## Given problem
Quote every line of the data below as it stands, omitting pictures.

## Information given
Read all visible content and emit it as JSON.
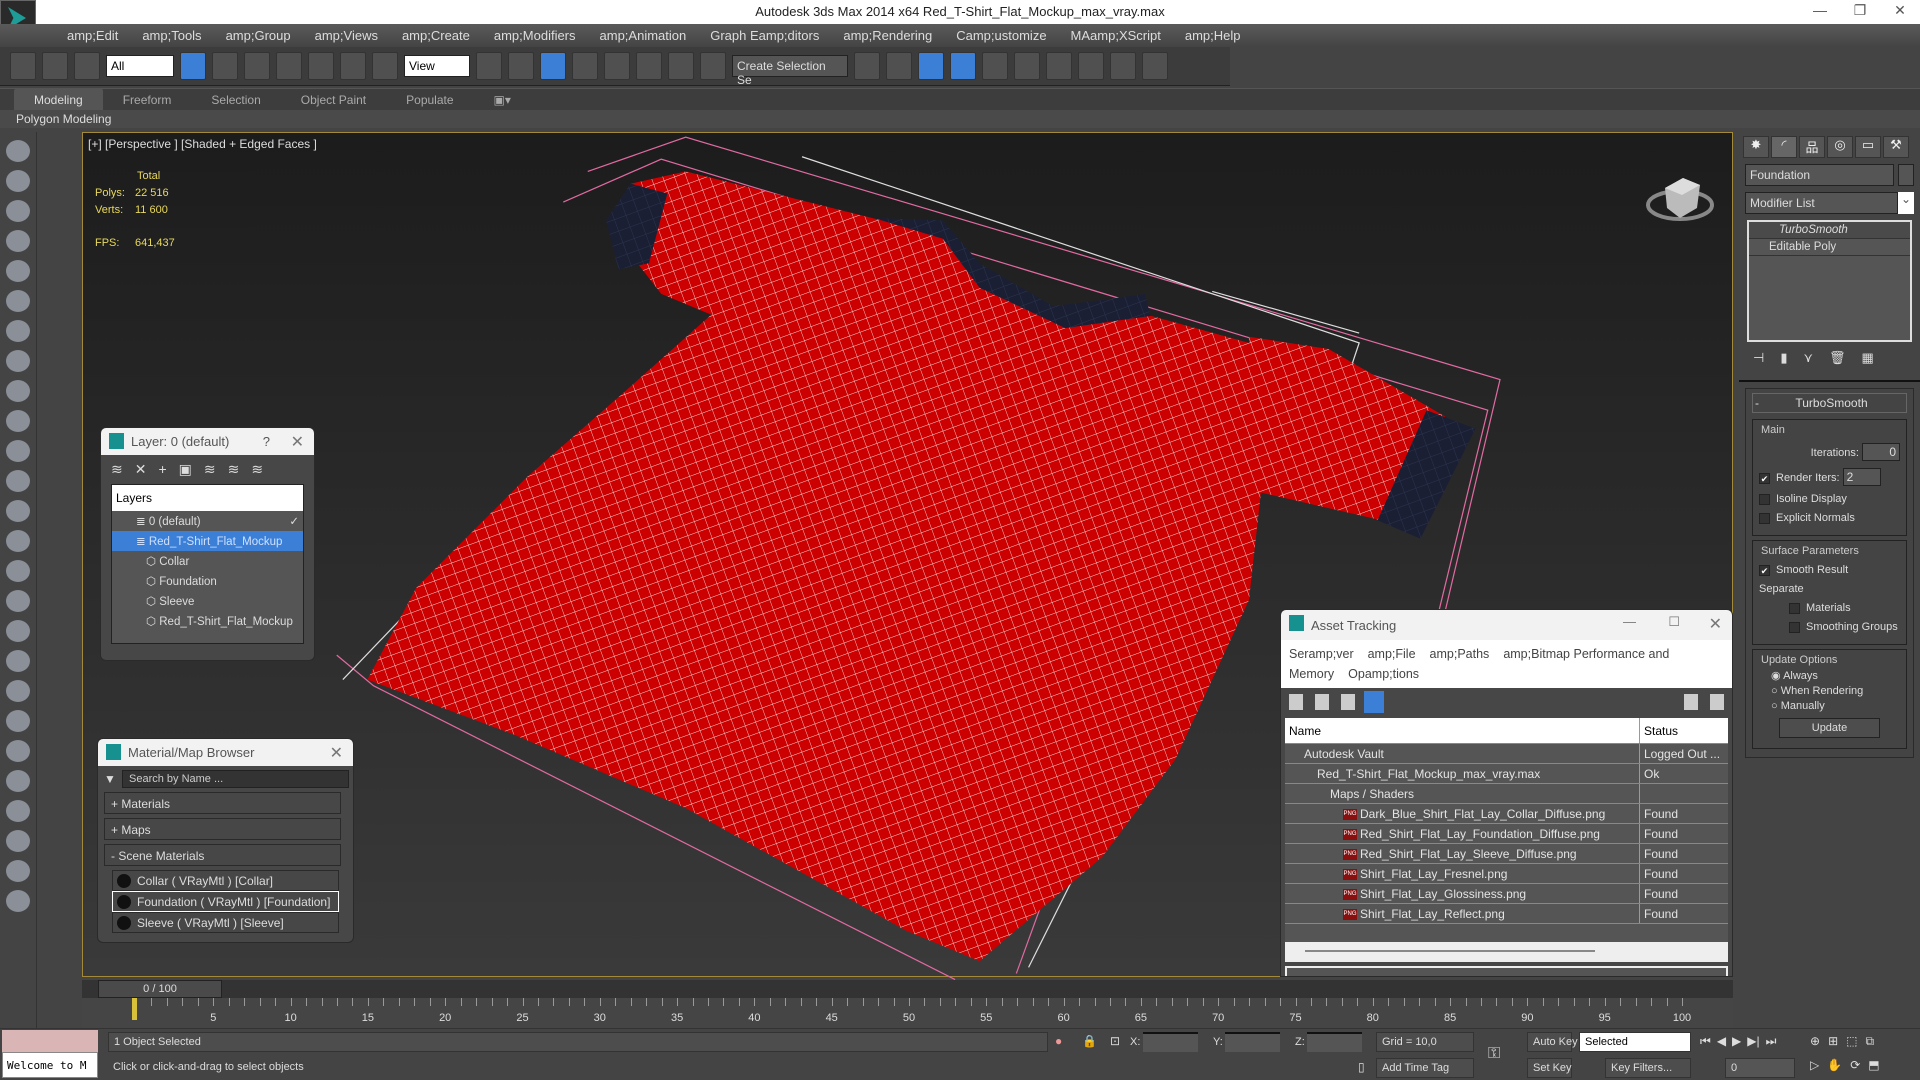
{
  "window": {
    "title": "Autodesk 3ds Max  2014 x64     Red_T-Shirt_Flat_Mockup_max_vray.max"
  },
  "menu": [
    "amp;Edit",
    "amp;Tools",
    "amp;Group",
    "amp;Views",
    "amp;Create",
    "amp;Modifiers",
    "amp;Animation",
    "Graph Eamp;ditors",
    "amp;Rendering",
    "Camp;ustomize",
    "MAamp;XScript",
    "amp;Help"
  ],
  "toolbar": {
    "selection_filter": "All",
    "ref_coord": "View",
    "named_selection": "Create Selection Se"
  },
  "ribbon": {
    "tabs": [
      "Modeling",
      "Freeform",
      "Selection",
      "Object Paint",
      "Populate"
    ],
    "active": "Modeling",
    "sub": "Polygon Modeling"
  },
  "viewport": {
    "label": "[+] [Perspective ] [Shaded + Edged Faces ]",
    "stats": {
      "total_label": "Total",
      "polys_label": "Polys:",
      "polys": "22 516",
      "verts_label": "Verts:",
      "verts": "11 600",
      "fps_label": "FPS:",
      "fps": "641,437"
    }
  },
  "command_panel": {
    "object_name": "Foundation",
    "modifier_list": "Modifier List",
    "stack": [
      "TurboSmooth",
      "Editable Poly"
    ],
    "turbosmooth": {
      "title": "TurboSmooth",
      "main": "Main",
      "iterations_label": "Iterations:",
      "iterations": "0",
      "render_iters_label": "Render Iters:",
      "render_iters": "2",
      "render_iters_checked": true,
      "isoline": "Isoline Display",
      "explicit": "Explicit Normals",
      "surface": "Surface Parameters",
      "smooth_result": "Smooth Result",
      "smooth_checked": true,
      "separate": "Separate",
      "materials": "Materials",
      "smoothing_groups": "Smoothing Groups",
      "update_options": "Update Options",
      "always": "Always",
      "when_rendering": "When Rendering",
      "manually": "Manually",
      "selected_option": "Always",
      "update": "Update"
    }
  },
  "layer_window": {
    "title": "Layer: 0 (default)",
    "help": "?",
    "header": "Layers",
    "rows": [
      {
        "label": "0 (default)"
      },
      {
        "label": "Red_T-Shirt_Flat_Mockup",
        "selected": true
      },
      {
        "label": "Collar"
      },
      {
        "label": "Foundation"
      },
      {
        "label": "Sleeve"
      },
      {
        "label": "Red_T-Shirt_Flat_Mockup"
      }
    ]
  },
  "material_browser": {
    "title": "Material/Map Browser",
    "search_placeholder": "Search by Name ...",
    "sections": [
      "+ Materials",
      "+ Maps",
      "- Scene Materials"
    ],
    "materials": [
      "Collar  ( VRayMtl )  [Collar]",
      "Foundation  ( VRayMtl )  [Foundation]",
      "Sleeve  ( VRayMtl )  [Sleeve]"
    ],
    "selected": "Foundation  ( VRayMtl )  [Foundation]"
  },
  "asset_tracking": {
    "title": "Asset Tracking",
    "menu": [
      "Seramp;ver",
      "amp;File",
      "amp;Paths",
      "amp;Bitmap Performance and Memory",
      "Opamp;tions"
    ],
    "columns": [
      "Name",
      "Status"
    ],
    "rows": [
      {
        "name": "Autodesk Vault",
        "status": "Logged Out ...",
        "indent": 1
      },
      {
        "name": "Red_T-Shirt_Flat_Mockup_max_vray.max",
        "status": "Ok",
        "indent": 2
      },
      {
        "name": "Maps / Shaders",
        "status": "",
        "indent": 3
      },
      {
        "name": "Dark_Blue_Shirt_Flat_Lay_Collar_Diffuse.png",
        "status": "Found",
        "indent": 4,
        "png": true
      },
      {
        "name": "Red_Shirt_Flat_Lay_Foundation_Diffuse.png",
        "status": "Found",
        "indent": 4,
        "png": true
      },
      {
        "name": "Red_Shirt_Flat_Lay_Sleeve_Diffuse.png",
        "status": "Found",
        "indent": 4,
        "png": true
      },
      {
        "name": "Shirt_Flat_Lay_Fresnel.png",
        "status": "Found",
        "indent": 4,
        "png": true
      },
      {
        "name": "Shirt_Flat_Lay_Glossiness.png",
        "status": "Found",
        "indent": 4,
        "png": true
      },
      {
        "name": "Shirt_Flat_Lay_Reflect.png",
        "status": "Found",
        "indent": 4,
        "png": true
      }
    ]
  },
  "timeline": {
    "frame": "0 / 100",
    "ticks": [
      "0",
      "5",
      "10",
      "15",
      "20",
      "25",
      "30",
      "35",
      "40",
      "45",
      "50",
      "55",
      "60",
      "65",
      "70",
      "75",
      "80",
      "85",
      "90",
      "95",
      "100"
    ]
  },
  "status": {
    "welcome": "Welcome to M",
    "selected": "1 Object Selected",
    "prompt": "Click or click-and-drag to select objects",
    "x_label": "X:",
    "y_label": "Y:",
    "z_label": "Z:",
    "grid": "Grid = 10,0",
    "add_time_tag": "Add Time Tag",
    "auto_key": "Auto Key",
    "set_key": "Set Key",
    "key_mode": "Selected",
    "key_filters": "Key Filters...",
    "current_frame": "0"
  },
  "colors": {
    "shirt": "#d10000",
    "collar": "#1a1f33",
    "selection_box": "#e06aa0",
    "accent": "#3b7fd6"
  }
}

## Written response
Read all visible content and emit it as JSON.
{
  "window": {
    "title": "Autodesk 3ds Max  2014 x64     Red_T-Shirt_Flat_Mockup_max_vray.max"
  },
  "menu": [
    "amp;Edit",
    "amp;Tools",
    "amp;Group",
    "amp;Views",
    "amp;Create",
    "amp;Modifiers",
    "amp;Animation",
    "Graph Eamp;ditors",
    "amp;Rendering",
    "Camp;ustomize",
    "MAamp;XScript",
    "amp;Help"
  ],
  "toolbar": {
    "selection_filter": "All",
    "ref_coord": "View",
    "named_selection": "Create Selection Se"
  },
  "ribbon": {
    "tabs": [
      "Modeling",
      "Freeform",
      "Selection",
      "Object Paint",
      "Populate"
    ],
    "active": "Modeling",
    "sub": "Polygon Modeling"
  },
  "viewport": {
    "label": "[+] [Perspective ] [Shaded + Edged Faces ]",
    "stats": {
      "total_label": "Total",
      "polys_label": "Polys:",
      "polys": "22 516",
      "verts_label": "Verts:",
      "verts": "11 600",
      "fps_label": "FPS:",
      "fps": "641,437"
    }
  },
  "command_panel": {
    "object_name": "Foundation",
    "modifier_list": "Modifier List",
    "stack": [
      "TurboSmooth",
      "Editable Poly"
    ],
    "turbosmooth": {
      "title": "TurboSmooth",
      "main": "Main",
      "iterations_label": "Iterations:",
      "iterations": "0",
      "render_iters_label": "Render Iters:",
      "render_iters": "2",
      "render_iters_checked": true,
      "isoline": "Isoline Display",
      "explicit": "Explicit Normals",
      "surface": "Surface Parameters",
      "smooth_result": "Smooth Result",
      "smooth_checked": true,
      "separate": "Separate",
      "materials": "Materials",
      "smoothing_groups": "Smoothing Groups",
      "update_options": "Update Options",
      "always": "Always",
      "when_rendering": "When Rendering",
      "manually": "Manually",
      "selected_option": "Always",
      "update": "Update"
    }
  },
  "layer_window": {
    "title": "Layer: 0 (default)",
    "help": "?",
    "header": "Layers",
    "rows": [
      {
        "label": "0 (default)"
      },
      {
        "label": "Red_T-Shirt_Flat_Mockup",
        "selected": true
      },
      {
        "label": "Collar"
      },
      {
        "label": "Foundation"
      },
      {
        "label": "Sleeve"
      },
      {
        "label": "Red_T-Shirt_Flat_Mockup"
      }
    ]
  },
  "material_browser": {
    "title": "Material/Map Browser",
    "search_placeholder": "Search by Name ...",
    "sections": [
      "+ Materials",
      "+ Maps",
      "- Scene Materials"
    ],
    "materials": [
      "Collar  ( VRayMtl )  [Collar]",
      "Foundation  ( VRayMtl )  [Foundation]",
      "Sleeve  ( VRayMtl )  [Sleeve]"
    ],
    "selected": "Foundation  ( VRayMtl )  [Foundation]"
  },
  "asset_tracking": {
    "title": "Asset Tracking",
    "menu": [
      "Seramp;ver",
      "amp;File",
      "amp;Paths",
      "amp;Bitmap Performance and Memory",
      "Opamp;tions"
    ],
    "columns": [
      "Name",
      "Status"
    ],
    "rows": [
      {
        "name": "Autodesk Vault",
        "status": "Logged Out ...",
        "indent": 1
      },
      {
        "name": "Red_T-Shirt_Flat_Mockup_max_vray.max",
        "status": "Ok",
        "indent": 2
      },
      {
        "name": "Maps / Shaders",
        "status": "",
        "indent": 3
      },
      {
        "name": "Dark_Blue_Shirt_Flat_Lay_Collar_Diffuse.png",
        "status": "Found",
        "indent": 4,
        "png": true
      },
      {
        "name": "Red_Shirt_Flat_Lay_Foundation_Diffuse.png",
        "status": "Found",
        "indent": 4,
        "png": true
      },
      {
        "name": "Red_Shirt_Flat_Lay_Sleeve_Diffuse.png",
        "status": "Found",
        "indent": 4,
        "png": true
      },
      {
        "name": "Shirt_Flat_Lay_Fresnel.png",
        "status": "Found",
        "indent": 4,
        "png": true
      },
      {
        "name": "Shirt_Flat_Lay_Glossiness.png",
        "status": "Found",
        "indent": 4,
        "png": true
      },
      {
        "name": "Shirt_Flat_Lay_Reflect.png",
        "status": "Found",
        "indent": 4,
        "png": true
      }
    ]
  },
  "timeline": {
    "frame": "0 / 100",
    "ticks": [
      "0",
      "5",
      "10",
      "15",
      "20",
      "25",
      "30",
      "35",
      "40",
      "45",
      "50",
      "55",
      "60",
      "65",
      "70",
      "75",
      "80",
      "85",
      "90",
      "95",
      "100"
    ]
  },
  "status": {
    "welcome": "Welcome to M",
    "selected": "1 Object Selected",
    "prompt": "Click or click-and-drag to select objects",
    "x_label": "X:",
    "y_label": "Y:",
    "z_label": "Z:",
    "grid": "Grid = 10,0",
    "add_time_tag": "Add Time Tag",
    "auto_key": "Auto Key",
    "set_key": "Set Key",
    "key_mode": "Selected",
    "key_filters": "Key Filters...",
    "current_frame": "0"
  },
  "colors": {
    "shirt": "#d10000",
    "collar": "#1a1f33",
    "selection_box": "#e06aa0",
    "accent": "#3b7fd6"
  }
}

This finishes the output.